▶ [Exercise objective]: Reproduce each line exactly. Skip none.

▶ [Data section]:
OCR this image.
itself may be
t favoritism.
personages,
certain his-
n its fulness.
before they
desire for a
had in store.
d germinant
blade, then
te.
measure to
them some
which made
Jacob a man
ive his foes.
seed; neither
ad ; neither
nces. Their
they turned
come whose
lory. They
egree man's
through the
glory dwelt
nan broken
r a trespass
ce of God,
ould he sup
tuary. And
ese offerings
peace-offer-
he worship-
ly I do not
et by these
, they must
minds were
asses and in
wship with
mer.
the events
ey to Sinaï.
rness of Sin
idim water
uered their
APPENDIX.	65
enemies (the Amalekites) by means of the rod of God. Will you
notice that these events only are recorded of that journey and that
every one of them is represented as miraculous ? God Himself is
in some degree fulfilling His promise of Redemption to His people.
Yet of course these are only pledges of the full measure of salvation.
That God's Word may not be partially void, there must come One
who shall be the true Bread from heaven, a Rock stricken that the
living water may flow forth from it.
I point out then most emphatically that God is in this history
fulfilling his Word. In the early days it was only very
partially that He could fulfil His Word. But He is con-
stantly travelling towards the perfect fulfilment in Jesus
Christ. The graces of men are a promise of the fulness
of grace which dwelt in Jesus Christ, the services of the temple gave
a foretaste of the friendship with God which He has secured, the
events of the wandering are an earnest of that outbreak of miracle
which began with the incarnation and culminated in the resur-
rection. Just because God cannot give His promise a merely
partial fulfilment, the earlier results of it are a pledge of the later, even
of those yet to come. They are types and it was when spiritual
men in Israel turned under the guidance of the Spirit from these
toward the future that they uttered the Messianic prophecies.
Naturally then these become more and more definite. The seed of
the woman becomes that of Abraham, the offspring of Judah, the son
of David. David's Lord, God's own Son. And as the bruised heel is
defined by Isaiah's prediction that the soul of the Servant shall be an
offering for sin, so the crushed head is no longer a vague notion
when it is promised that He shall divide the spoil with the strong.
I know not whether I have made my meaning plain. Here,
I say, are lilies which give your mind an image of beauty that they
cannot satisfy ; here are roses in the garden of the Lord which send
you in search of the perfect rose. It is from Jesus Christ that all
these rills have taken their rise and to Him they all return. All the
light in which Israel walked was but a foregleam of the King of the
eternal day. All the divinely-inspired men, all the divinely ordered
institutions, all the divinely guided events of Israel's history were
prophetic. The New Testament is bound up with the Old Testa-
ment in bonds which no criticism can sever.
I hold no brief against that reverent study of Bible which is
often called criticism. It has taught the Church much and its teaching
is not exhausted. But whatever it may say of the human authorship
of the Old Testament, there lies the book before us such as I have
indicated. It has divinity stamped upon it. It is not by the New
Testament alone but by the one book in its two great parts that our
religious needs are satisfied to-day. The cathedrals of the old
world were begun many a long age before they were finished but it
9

▶ [Task response]:
OCR this image.
itself may be
t favoritism.
personages,
certain his-
n its fulness.
before they
desire for a
had in store.
d germinant
blade, then
te.
measure to
them some
which made
Jacob a man
ive his foes.
seed; neither
ad ; neither
nces. Their
they turned
come whose
lory. They
egree man's
through the
glory dwelt
nan broken
r a trespass
ce of God,
ould he sup
tuary. And
ese offerings
peace-offer-
he worship-
ly I do not
et by these
, they must
minds were
asses and in
wship with
mer.
the events
ey to Sinaï.
rness of Sin
idim water
uered their
APPENDIX.	65
enemies (the Amalekites) by means of the rod of God. Will you
notice that these events only are recorded of that journey and that
every one of them is represented as miraculous ? God Himself is
in some degree fulfilling His promise of Redemption to His people.
Yet of course these are only pledges of the full measure of salvation.
That God's Word may not be partially void, there must come One
who shall be the true Bread from heaven, a Rock stricken that the
living water may flow forth from it.
I point out then most emphatically that God is in this history
fulfilling his Word. In the early days it was only very
partially that He could fulfil His Word. But He is con-
stantly travelling towards the perfect fulfilment in Jesus
Christ. The graces of men are a promise of the fulness
of grace which dwelt in Jesus Christ, the services of the temple gave
a foretaste of the friendship with God which He has secured, the
events of the wandering are an earnest of that outbreak of miracle
which began with the incarnation and culminated in the resur-
rection. Just because God cannot give His promise a merely
partial fulfilment, the earlier results of it are a pledge of the later, even
of those yet to come. They are types and it was when spiritual
men in Israel turned under the guidance of the Spirit from these
toward the future that they uttered the Messianic prophecies.
Naturally then these become more and more definite. The seed of
the woman becomes that of Abraham, the offspring of Judah, the son
of David. David's Lord, God's own Son. And as the bruised heel is
defined by Isaiah's prediction that the soul of the Servant shall be an
offering for sin, so the crushed head is no longer a vague notion
when it is promised that He shall divide the spoil with the strong.
I know not whether I have made my meaning plain. Here,
I say, are lilies which give your mind an image of beauty that they
cannot satisfy ; here are roses in the garden of the Lord which send
you in search of the perfect rose. It is from Jesus Christ that all
these rills have taken their rise and to Him they all return. All the
light in which Israel walked was but a foregleam of the King of the
eternal day. All the divinely-inspired men, all the divinely ordered
institutions, all the divinely guided events of Israel's history were
prophetic. The New Testament is bound up with the Old Testa-
ment in bonds which no criticism can sever.
I hold no brief against that reverent study of Bible which is
often called criticism. It has taught the Church much and its teaching
is not exhausted. But whatever it may say of the human authorship
of the Old Testament, there lies the book before us such as I have
indicated. It has divinity stamped upon it. It is not by the New
Testament alone but by the one book in its two great parts that our
religious needs are satisfied to-day. The cathedrals of the old
world were begun many a long age before they were finished but it
9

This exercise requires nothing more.